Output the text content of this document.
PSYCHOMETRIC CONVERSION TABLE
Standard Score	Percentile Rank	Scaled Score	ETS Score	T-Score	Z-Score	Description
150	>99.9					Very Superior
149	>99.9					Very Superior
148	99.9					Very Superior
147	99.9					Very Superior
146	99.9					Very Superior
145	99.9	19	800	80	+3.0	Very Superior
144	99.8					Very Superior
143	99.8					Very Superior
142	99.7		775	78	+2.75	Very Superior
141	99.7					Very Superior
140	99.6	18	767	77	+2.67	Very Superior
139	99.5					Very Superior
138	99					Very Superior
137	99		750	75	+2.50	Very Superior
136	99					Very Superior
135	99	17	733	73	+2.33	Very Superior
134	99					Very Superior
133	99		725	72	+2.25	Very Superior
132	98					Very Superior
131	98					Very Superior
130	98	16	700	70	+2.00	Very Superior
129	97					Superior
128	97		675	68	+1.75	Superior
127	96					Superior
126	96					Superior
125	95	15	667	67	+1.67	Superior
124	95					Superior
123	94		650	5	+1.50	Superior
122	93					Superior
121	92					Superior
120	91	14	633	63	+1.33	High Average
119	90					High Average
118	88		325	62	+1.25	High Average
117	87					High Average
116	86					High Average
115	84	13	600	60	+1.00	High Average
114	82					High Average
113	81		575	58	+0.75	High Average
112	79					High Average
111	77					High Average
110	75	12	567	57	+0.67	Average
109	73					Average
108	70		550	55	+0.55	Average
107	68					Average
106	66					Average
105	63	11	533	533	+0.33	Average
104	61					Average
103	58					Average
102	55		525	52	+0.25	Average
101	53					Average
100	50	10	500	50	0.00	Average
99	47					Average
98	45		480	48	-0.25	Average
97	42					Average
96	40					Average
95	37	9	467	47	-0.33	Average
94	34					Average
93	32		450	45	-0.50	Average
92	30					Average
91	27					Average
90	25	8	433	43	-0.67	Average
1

☆ ☆ ☆

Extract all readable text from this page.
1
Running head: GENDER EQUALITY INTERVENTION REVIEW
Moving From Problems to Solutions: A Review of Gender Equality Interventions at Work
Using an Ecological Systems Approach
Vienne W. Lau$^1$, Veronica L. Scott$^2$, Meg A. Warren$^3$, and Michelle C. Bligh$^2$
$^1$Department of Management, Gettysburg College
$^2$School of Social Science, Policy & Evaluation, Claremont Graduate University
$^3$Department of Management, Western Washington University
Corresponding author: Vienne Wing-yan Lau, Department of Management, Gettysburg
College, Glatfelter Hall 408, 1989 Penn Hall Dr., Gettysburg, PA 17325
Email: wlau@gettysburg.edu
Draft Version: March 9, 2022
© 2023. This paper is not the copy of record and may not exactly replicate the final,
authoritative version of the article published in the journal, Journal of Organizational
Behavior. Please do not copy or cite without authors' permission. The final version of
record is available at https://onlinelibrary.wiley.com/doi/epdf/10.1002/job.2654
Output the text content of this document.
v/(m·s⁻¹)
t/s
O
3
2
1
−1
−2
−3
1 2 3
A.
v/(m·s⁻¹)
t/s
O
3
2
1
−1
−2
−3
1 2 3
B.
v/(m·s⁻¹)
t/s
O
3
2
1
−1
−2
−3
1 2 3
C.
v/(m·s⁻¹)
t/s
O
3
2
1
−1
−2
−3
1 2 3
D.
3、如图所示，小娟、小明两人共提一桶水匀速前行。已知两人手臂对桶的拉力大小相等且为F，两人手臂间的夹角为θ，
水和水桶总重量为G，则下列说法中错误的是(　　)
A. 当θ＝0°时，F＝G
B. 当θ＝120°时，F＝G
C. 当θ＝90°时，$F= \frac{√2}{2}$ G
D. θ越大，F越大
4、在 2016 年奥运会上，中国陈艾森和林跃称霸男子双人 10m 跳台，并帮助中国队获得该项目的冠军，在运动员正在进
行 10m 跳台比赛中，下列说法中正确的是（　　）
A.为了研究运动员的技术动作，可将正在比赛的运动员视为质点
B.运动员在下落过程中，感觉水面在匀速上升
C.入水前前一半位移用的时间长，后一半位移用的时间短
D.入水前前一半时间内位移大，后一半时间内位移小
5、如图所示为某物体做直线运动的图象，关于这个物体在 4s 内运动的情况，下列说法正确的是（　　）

☆ ☆ ☆

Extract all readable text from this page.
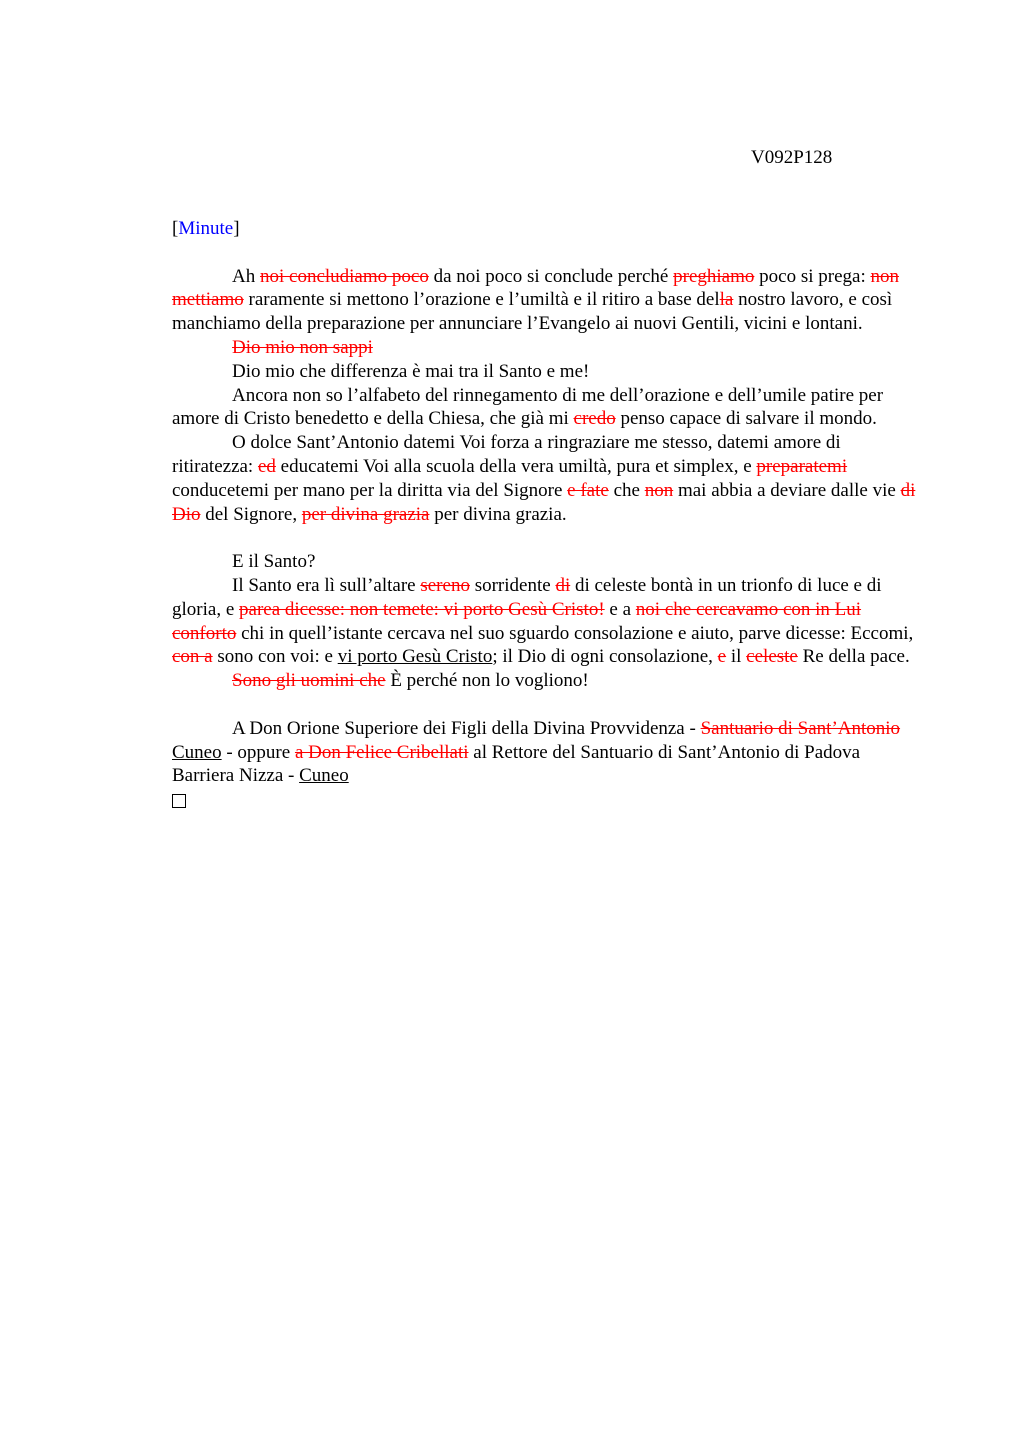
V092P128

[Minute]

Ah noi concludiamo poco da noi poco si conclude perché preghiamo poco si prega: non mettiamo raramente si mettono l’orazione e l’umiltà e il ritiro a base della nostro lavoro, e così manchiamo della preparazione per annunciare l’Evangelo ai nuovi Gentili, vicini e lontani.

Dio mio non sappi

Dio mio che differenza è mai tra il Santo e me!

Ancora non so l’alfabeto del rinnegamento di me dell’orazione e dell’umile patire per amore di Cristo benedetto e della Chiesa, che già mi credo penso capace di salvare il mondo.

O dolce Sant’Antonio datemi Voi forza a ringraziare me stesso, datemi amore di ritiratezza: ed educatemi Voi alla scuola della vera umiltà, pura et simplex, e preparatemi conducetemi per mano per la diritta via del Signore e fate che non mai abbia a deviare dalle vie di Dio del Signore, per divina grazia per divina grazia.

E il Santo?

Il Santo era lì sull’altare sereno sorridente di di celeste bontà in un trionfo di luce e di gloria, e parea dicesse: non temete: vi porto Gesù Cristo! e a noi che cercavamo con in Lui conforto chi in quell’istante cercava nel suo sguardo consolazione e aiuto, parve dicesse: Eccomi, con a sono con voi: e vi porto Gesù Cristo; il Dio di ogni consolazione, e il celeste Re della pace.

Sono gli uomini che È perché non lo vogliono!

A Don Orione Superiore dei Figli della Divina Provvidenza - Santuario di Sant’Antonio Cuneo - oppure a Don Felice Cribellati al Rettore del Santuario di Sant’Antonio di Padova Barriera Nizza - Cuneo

☆ ☆ ☆

Problem - Work out how many lines of the listing above include the word "record". Report only the number.

Task output - 2